• [Written instruction] Copy every line of the data that includes the string "JSON".

══ Input rows ══

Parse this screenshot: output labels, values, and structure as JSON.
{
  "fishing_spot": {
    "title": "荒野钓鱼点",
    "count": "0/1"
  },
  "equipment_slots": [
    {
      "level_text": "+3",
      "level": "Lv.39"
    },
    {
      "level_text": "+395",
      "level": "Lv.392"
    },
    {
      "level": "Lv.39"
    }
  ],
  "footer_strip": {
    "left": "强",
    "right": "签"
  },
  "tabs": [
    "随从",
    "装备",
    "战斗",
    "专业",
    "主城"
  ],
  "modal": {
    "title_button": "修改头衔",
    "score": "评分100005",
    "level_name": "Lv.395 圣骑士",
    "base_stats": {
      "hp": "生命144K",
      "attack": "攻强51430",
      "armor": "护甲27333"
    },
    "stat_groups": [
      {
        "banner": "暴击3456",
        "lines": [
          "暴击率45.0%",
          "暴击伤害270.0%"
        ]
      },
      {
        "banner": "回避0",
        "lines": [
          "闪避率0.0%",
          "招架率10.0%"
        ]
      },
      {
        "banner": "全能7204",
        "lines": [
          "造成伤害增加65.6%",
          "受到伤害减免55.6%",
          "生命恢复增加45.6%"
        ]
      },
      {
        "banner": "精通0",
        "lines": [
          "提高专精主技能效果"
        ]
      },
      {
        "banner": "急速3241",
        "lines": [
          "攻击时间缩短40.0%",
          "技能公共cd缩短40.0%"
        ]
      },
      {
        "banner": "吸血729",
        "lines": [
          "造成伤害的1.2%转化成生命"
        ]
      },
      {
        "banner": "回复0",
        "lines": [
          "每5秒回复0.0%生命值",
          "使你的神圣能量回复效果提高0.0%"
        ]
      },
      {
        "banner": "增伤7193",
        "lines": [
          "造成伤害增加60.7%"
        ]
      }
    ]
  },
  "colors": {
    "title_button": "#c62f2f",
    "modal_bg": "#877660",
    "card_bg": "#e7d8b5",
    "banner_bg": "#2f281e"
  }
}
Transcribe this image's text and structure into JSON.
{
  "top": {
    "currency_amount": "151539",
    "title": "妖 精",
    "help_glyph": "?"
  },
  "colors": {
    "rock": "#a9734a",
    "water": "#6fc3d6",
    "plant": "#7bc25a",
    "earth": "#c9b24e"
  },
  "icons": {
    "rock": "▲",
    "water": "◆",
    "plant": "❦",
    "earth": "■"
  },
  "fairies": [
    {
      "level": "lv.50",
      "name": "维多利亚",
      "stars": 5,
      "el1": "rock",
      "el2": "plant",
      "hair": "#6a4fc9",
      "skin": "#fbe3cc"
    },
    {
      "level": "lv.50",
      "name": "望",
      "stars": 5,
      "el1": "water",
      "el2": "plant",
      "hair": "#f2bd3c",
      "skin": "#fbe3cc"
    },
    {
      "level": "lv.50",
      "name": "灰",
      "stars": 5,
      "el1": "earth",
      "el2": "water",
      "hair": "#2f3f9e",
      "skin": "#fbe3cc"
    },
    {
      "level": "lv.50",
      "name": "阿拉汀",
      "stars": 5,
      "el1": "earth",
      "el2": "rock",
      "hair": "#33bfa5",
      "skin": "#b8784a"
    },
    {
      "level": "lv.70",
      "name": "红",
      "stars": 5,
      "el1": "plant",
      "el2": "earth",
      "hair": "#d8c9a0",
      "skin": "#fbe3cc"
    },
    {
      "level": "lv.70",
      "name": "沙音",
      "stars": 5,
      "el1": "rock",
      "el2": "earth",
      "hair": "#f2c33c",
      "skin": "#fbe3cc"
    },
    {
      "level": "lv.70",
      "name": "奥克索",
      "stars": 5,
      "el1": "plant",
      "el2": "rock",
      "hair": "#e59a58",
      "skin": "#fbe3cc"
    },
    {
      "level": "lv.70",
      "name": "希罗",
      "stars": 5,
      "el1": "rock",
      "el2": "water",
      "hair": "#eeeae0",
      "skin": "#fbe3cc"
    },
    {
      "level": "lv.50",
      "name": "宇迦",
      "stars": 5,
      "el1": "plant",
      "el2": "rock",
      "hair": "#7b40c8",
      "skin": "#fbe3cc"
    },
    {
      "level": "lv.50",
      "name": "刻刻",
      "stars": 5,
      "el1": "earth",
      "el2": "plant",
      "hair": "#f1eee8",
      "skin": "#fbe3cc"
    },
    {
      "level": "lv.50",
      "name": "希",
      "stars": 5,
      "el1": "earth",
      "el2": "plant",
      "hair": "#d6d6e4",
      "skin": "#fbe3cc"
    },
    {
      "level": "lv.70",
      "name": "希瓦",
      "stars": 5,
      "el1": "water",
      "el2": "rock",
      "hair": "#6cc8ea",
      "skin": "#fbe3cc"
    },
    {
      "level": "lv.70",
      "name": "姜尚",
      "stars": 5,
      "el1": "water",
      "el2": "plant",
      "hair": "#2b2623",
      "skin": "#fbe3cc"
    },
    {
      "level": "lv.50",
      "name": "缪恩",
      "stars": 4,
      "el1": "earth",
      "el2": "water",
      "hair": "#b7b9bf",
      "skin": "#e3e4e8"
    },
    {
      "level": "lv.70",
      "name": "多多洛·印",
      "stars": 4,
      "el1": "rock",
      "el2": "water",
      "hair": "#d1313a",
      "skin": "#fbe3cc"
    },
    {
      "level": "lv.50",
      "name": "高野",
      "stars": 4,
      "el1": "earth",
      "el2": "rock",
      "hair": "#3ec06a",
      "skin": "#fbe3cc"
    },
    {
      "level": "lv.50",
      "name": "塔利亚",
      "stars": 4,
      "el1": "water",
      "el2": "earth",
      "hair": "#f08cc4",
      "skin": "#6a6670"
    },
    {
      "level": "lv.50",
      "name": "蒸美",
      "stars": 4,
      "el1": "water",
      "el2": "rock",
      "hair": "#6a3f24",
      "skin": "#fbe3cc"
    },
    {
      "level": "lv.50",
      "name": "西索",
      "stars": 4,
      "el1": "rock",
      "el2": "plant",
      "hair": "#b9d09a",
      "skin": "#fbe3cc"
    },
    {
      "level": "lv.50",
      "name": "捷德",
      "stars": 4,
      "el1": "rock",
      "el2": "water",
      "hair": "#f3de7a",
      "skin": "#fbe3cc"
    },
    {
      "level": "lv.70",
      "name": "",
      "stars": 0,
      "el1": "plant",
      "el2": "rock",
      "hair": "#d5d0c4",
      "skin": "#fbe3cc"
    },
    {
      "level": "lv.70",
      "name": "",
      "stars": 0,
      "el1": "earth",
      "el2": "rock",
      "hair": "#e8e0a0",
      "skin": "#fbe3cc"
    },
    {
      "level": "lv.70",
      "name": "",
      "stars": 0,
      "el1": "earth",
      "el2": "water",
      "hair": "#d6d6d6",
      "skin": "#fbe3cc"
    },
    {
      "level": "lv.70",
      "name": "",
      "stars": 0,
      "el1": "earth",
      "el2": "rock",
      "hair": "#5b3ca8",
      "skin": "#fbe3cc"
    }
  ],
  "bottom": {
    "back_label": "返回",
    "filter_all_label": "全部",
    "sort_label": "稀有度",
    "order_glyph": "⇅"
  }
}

═══

• [Task solution]
Parse this screenshot: output labels, values, and structure as JSON.
Transcribe this image's text and structure into JSON.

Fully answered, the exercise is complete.